▶ [PROBLEM DESCRIPTION] From the listing below, return each line that includes "Breakdown".
---*---
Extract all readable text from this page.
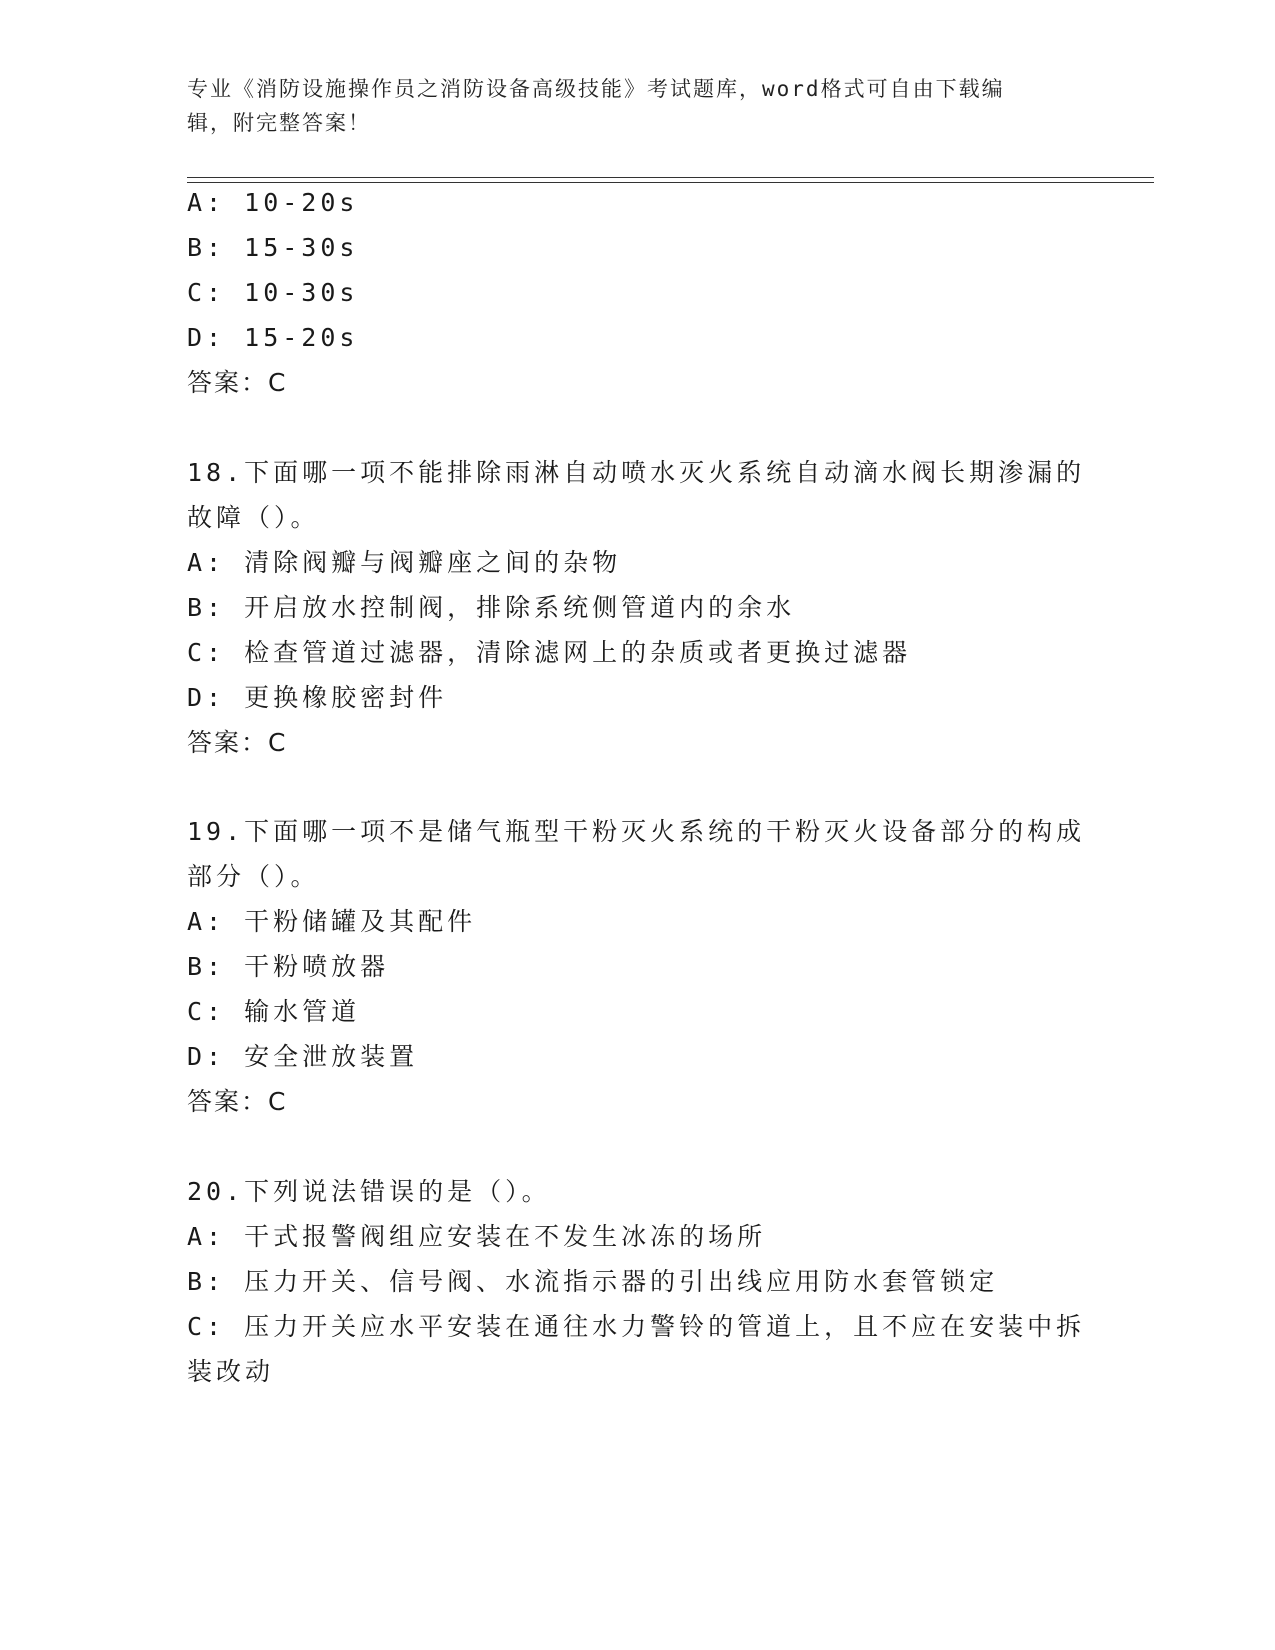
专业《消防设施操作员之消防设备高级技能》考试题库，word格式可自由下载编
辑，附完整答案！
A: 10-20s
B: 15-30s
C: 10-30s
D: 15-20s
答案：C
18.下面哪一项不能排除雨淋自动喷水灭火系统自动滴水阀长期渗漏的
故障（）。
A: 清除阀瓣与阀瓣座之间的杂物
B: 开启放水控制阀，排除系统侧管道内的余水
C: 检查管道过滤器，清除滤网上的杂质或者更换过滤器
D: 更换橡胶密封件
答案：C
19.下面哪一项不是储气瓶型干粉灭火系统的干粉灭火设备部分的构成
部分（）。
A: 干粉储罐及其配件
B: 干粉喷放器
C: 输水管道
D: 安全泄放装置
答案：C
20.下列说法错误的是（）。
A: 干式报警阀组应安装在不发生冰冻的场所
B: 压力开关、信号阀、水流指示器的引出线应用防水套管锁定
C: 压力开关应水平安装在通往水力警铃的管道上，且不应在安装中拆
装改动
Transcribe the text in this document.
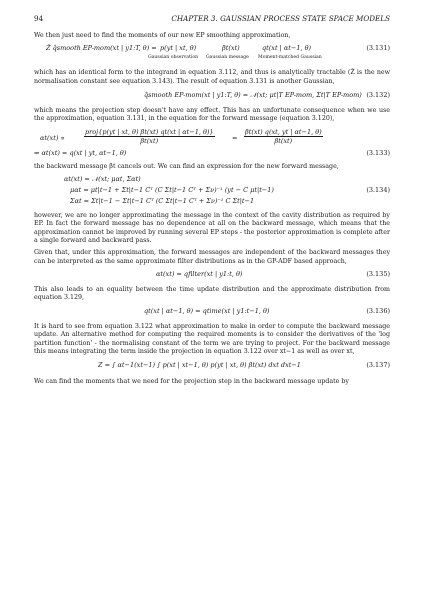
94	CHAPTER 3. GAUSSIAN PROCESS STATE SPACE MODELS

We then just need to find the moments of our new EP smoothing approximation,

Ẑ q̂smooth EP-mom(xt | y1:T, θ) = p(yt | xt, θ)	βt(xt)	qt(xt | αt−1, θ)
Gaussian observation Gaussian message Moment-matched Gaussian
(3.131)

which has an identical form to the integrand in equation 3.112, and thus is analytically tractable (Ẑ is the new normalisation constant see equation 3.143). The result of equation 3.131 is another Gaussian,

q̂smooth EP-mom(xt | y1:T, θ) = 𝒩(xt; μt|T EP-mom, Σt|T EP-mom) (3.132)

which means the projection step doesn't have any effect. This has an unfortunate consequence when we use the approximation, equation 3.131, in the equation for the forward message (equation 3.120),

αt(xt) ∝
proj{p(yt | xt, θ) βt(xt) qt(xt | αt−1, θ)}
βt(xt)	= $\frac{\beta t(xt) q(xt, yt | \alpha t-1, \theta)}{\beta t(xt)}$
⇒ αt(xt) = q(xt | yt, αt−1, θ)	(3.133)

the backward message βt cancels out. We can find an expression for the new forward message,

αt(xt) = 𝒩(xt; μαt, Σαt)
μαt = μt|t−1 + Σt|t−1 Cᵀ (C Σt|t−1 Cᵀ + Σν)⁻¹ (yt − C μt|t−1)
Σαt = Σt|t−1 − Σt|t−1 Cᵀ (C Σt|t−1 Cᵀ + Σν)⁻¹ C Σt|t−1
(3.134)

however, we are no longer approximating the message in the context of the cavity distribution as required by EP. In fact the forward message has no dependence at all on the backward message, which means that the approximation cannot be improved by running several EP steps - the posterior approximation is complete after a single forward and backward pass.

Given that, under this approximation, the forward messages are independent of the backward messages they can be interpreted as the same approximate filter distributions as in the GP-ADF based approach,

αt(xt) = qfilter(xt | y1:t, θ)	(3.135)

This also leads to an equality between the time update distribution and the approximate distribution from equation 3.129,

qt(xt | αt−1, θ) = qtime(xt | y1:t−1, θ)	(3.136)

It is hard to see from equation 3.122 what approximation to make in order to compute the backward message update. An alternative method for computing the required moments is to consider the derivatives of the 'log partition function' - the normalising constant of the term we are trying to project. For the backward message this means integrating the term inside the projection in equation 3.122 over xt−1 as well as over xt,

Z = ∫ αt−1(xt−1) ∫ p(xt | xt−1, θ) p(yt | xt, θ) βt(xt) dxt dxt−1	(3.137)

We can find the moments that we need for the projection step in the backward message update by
---*---
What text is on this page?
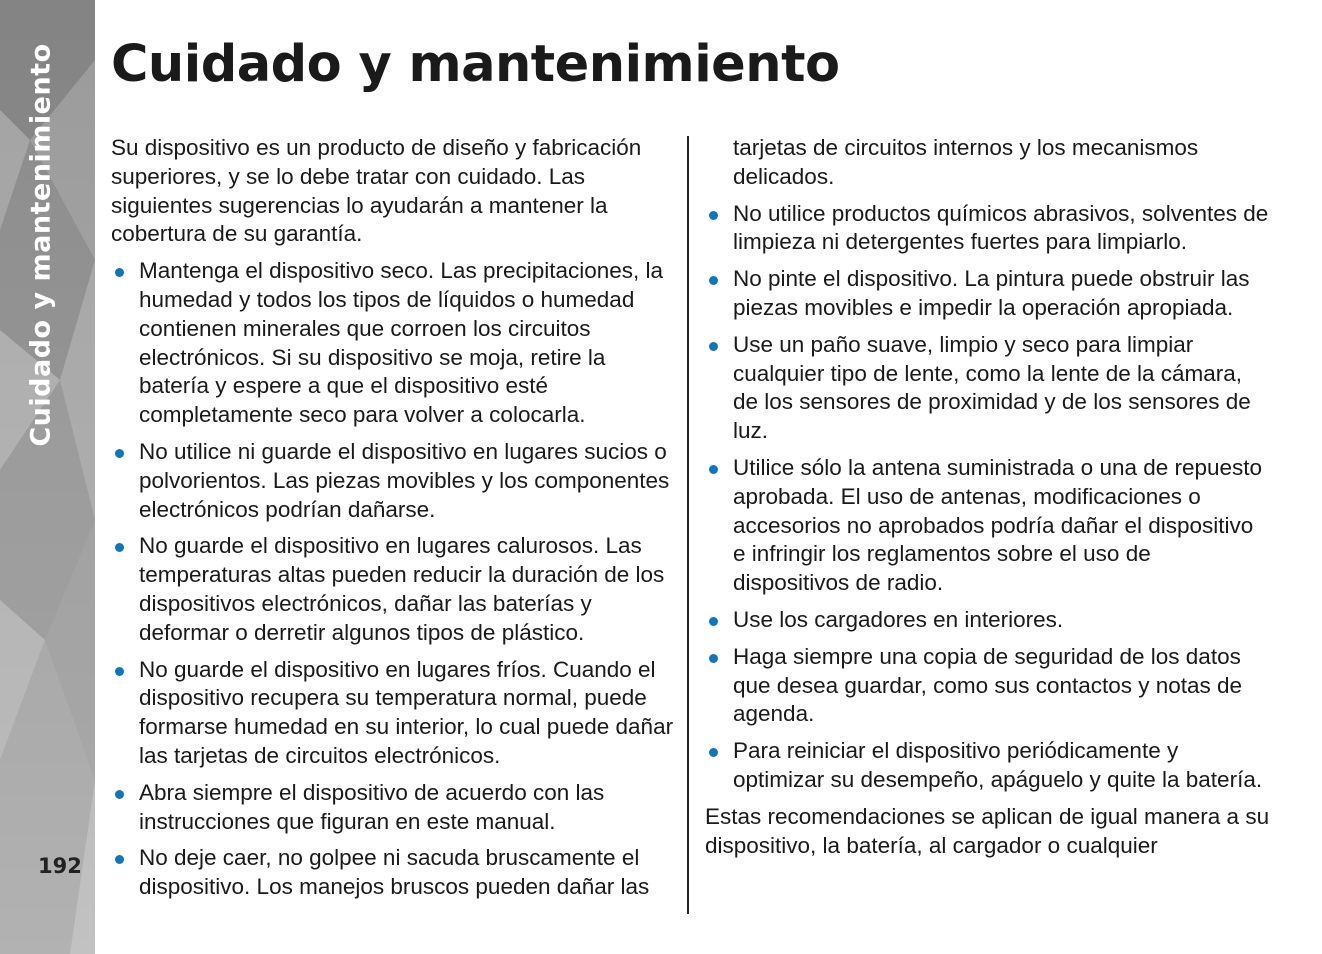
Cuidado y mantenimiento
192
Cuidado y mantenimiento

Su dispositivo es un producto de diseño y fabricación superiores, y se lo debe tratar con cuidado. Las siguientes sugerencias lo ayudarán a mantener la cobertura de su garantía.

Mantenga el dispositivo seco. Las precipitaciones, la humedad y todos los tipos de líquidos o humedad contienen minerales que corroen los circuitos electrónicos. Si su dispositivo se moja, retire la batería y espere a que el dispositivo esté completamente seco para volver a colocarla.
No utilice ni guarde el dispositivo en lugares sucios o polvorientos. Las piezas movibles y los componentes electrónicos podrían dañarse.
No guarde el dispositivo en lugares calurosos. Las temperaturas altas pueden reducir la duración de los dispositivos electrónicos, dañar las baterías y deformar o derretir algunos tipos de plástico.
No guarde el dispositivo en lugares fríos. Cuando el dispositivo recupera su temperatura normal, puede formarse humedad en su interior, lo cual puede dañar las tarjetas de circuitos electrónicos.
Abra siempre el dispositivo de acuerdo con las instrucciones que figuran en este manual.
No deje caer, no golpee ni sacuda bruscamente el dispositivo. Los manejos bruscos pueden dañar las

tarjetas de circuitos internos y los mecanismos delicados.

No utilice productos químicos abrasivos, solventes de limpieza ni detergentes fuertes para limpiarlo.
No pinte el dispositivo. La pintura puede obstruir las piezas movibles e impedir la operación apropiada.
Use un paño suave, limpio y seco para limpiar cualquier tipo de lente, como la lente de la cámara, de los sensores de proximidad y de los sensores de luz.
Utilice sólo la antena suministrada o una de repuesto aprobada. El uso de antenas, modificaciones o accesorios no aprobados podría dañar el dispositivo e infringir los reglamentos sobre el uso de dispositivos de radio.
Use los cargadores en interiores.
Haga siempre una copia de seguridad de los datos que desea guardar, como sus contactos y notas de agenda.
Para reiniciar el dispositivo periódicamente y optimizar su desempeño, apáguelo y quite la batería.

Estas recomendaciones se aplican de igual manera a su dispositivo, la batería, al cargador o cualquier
---*---
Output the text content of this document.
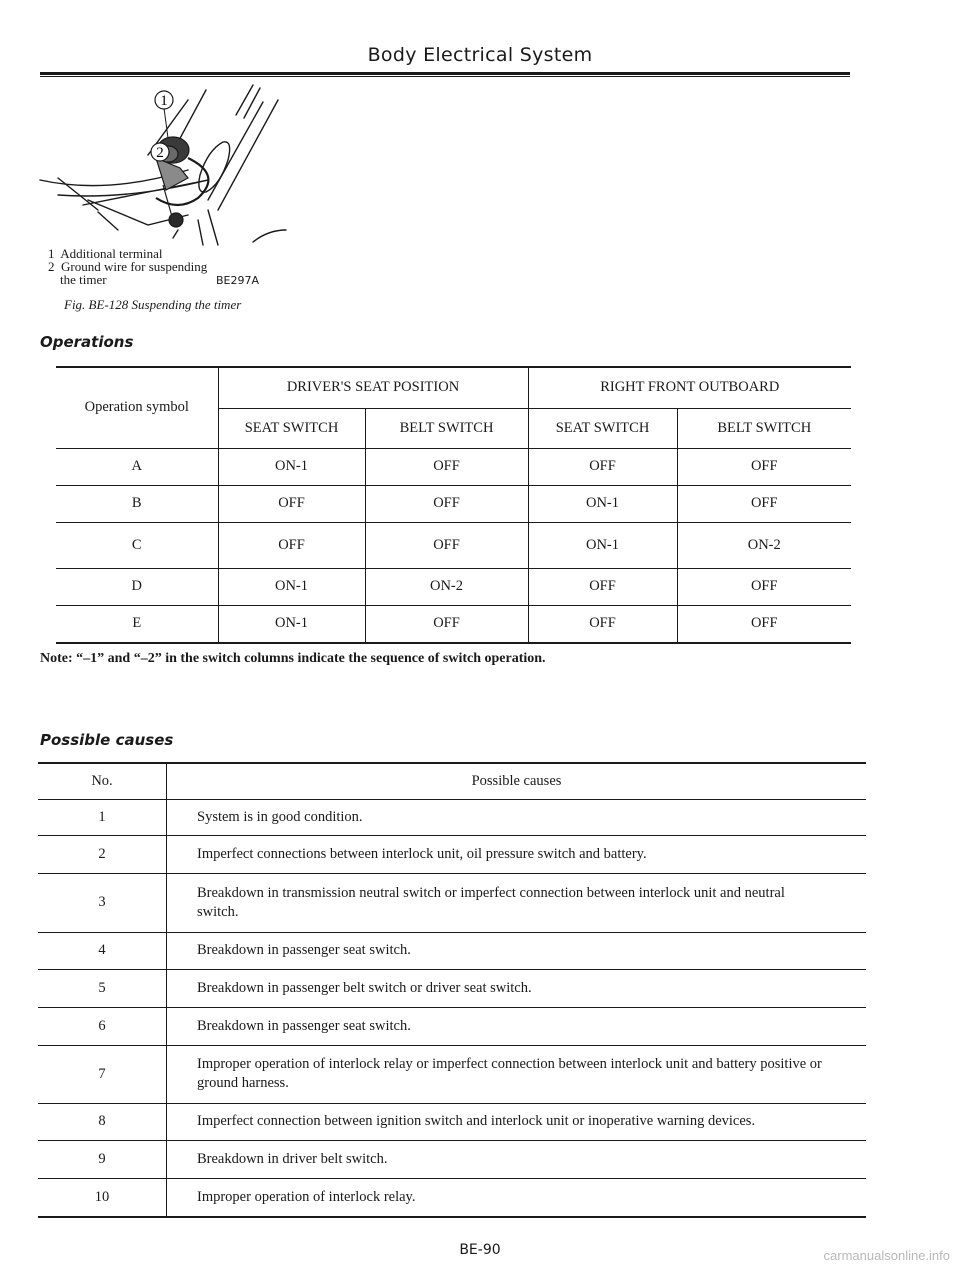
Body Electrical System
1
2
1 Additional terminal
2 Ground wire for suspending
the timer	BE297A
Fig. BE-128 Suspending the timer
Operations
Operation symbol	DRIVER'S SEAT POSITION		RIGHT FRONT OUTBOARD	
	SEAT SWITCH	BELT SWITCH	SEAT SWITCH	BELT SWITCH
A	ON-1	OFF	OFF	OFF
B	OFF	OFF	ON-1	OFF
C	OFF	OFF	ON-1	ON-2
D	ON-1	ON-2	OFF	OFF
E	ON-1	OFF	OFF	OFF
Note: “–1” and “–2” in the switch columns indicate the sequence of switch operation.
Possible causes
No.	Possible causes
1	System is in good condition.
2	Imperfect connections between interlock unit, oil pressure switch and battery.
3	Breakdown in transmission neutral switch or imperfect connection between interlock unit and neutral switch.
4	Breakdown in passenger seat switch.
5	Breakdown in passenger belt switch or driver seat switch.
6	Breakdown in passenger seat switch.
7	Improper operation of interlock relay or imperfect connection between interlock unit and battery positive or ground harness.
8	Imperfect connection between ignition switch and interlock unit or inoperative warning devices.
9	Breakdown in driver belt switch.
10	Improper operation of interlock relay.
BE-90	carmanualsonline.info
---*---
▶ [EXERCISE SOLUTION]
3	Breakdown in transmission neutral switch or imperfect connection between interlock unit and neutral switch.
4	Breakdown in passenger seat switch.
5	Breakdown in passenger belt switch or driver seat switch.
6	Breakdown in passenger seat switch.
9	Breakdown in driver belt switch.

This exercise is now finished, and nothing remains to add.